Passage extrait:
════════════════════

Haparanda est, d’ailleurs, une jolie ville située au bord d’une large baie, une ville peu étendue, il est vrai, mais qui, chaque année, s’agrandit et tend sans cesse à s’agrandir davantage. Dans l’espace de six mois, sa population a presque doublé, et son commerce a pris un développement considérable. C’est de là qu’on envoie à Stockholm des navires chargés de beurre, de peaux, de goudron, et c’est là qu’on apporte un grand nombre de denrées qui doivent ensuite se répandre dans les provinces les plus reculées. Il y a là un bureau de poste important qui sert de communication entre le sud et le nord. Les lettres arrivent deux fois par semaine à Haparanda, et partent tous les quinze jours pour les limites septentrionales de la Nordbothnie, tous les mois pour les paroisses laponnes et le Finmark. En 1833, le gouvernement a fondé dans cette ville une école élémentaire où l’on enseigne la géographie, l’histoire, le français, l’allemand. On y compte une trentaine d’élèves.

════════════════════

Extraits des lignes:
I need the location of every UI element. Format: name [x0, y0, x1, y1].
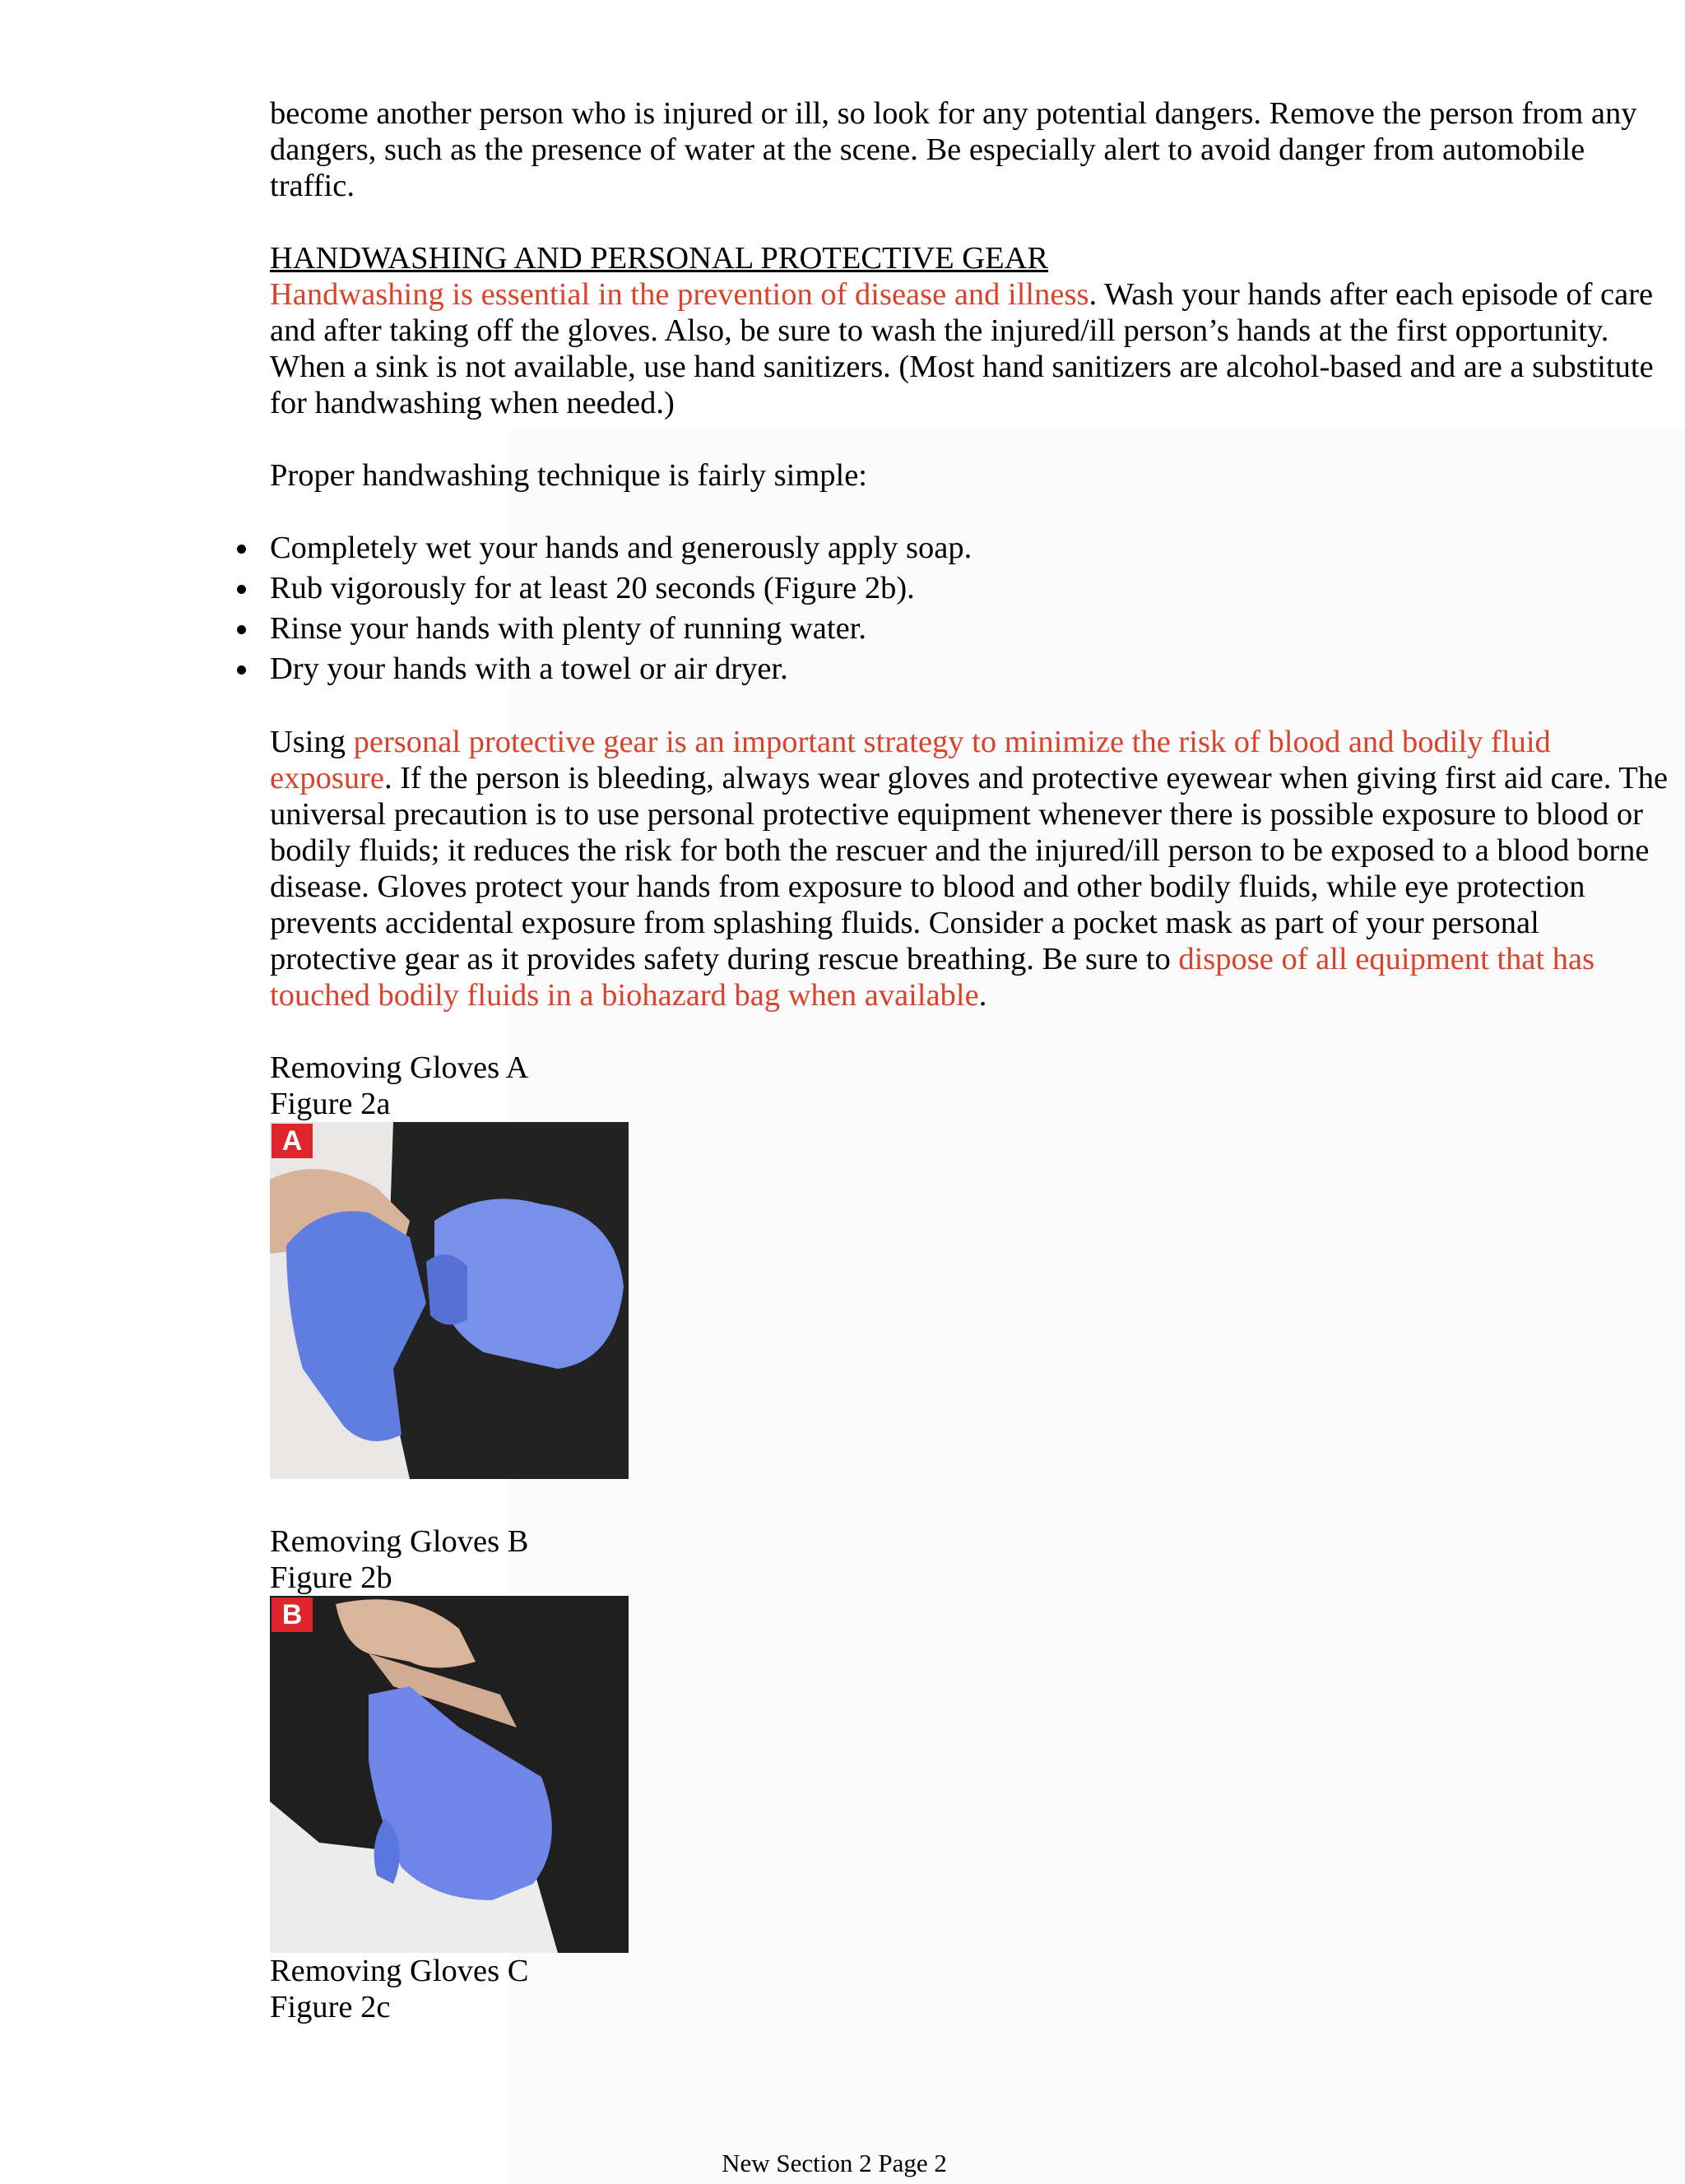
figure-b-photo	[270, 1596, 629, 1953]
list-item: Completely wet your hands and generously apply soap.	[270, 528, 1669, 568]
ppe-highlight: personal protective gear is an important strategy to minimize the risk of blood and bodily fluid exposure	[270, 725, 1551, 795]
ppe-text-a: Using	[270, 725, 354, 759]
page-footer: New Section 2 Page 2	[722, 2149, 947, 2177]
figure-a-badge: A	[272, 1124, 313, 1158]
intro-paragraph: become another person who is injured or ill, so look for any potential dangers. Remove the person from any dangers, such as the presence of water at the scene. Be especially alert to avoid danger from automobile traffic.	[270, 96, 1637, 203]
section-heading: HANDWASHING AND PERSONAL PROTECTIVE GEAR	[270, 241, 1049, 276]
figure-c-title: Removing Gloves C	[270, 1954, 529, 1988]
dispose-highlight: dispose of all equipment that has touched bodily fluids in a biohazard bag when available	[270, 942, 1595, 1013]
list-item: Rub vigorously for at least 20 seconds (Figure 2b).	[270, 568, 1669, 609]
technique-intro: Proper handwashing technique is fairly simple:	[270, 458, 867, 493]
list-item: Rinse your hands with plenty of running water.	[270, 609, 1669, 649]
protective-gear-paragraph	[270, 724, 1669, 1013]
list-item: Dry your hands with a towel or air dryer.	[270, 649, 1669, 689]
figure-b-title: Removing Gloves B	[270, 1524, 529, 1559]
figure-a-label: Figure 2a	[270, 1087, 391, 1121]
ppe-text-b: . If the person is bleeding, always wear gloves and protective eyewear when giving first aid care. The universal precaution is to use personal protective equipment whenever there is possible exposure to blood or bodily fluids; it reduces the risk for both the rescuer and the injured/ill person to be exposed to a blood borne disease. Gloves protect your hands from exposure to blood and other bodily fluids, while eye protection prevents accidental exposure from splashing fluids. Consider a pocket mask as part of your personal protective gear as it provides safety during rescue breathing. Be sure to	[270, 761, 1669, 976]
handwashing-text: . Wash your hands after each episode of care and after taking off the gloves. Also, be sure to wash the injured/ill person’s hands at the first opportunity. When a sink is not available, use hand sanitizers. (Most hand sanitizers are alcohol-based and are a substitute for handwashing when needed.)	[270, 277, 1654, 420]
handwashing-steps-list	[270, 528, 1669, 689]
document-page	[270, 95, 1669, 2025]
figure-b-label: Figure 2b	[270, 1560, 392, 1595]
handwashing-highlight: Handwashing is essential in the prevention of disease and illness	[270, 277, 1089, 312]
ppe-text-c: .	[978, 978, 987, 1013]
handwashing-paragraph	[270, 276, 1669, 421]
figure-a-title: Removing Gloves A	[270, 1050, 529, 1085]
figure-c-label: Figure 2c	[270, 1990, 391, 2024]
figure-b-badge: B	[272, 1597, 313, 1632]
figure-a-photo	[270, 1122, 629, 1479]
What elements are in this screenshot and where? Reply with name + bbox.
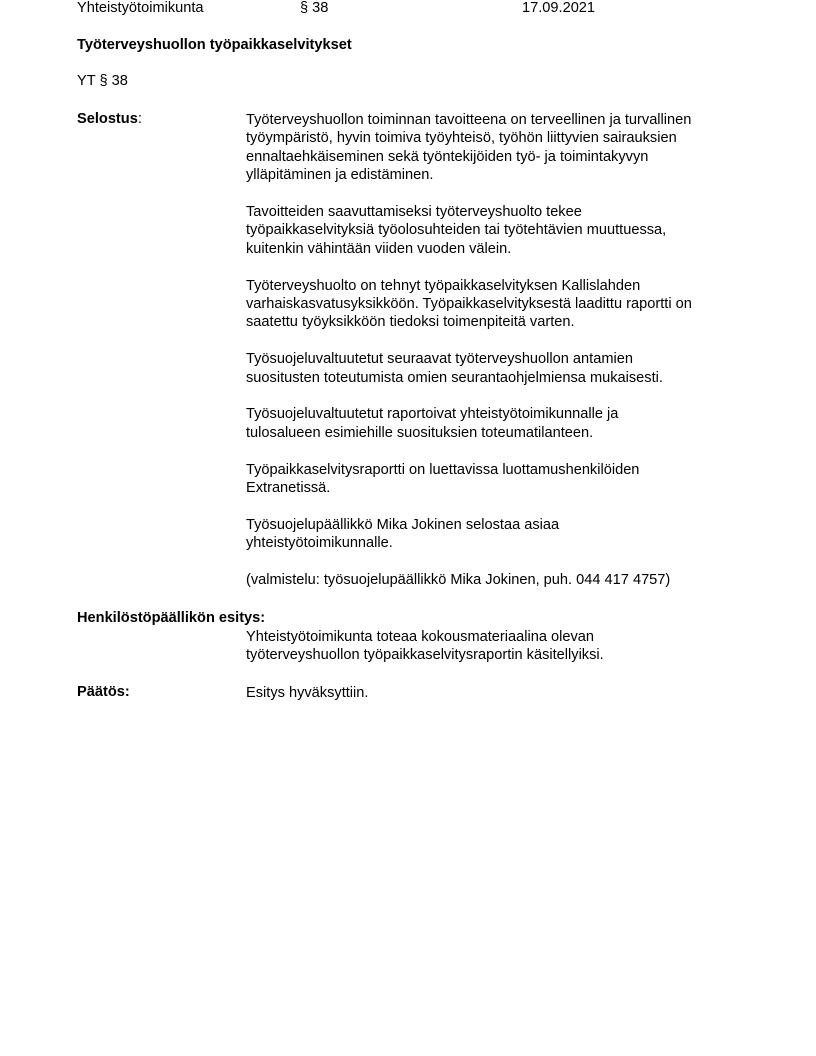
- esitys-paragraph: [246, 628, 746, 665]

════════════════════

Exercice écrit: Indiquez, d'après le passage sur Haparanda, à quelle fréquence les lettres arrivent dans cette ville.

Résultat ci-dessous: Les lettres arrivent deux fois par semaine à Haparanda.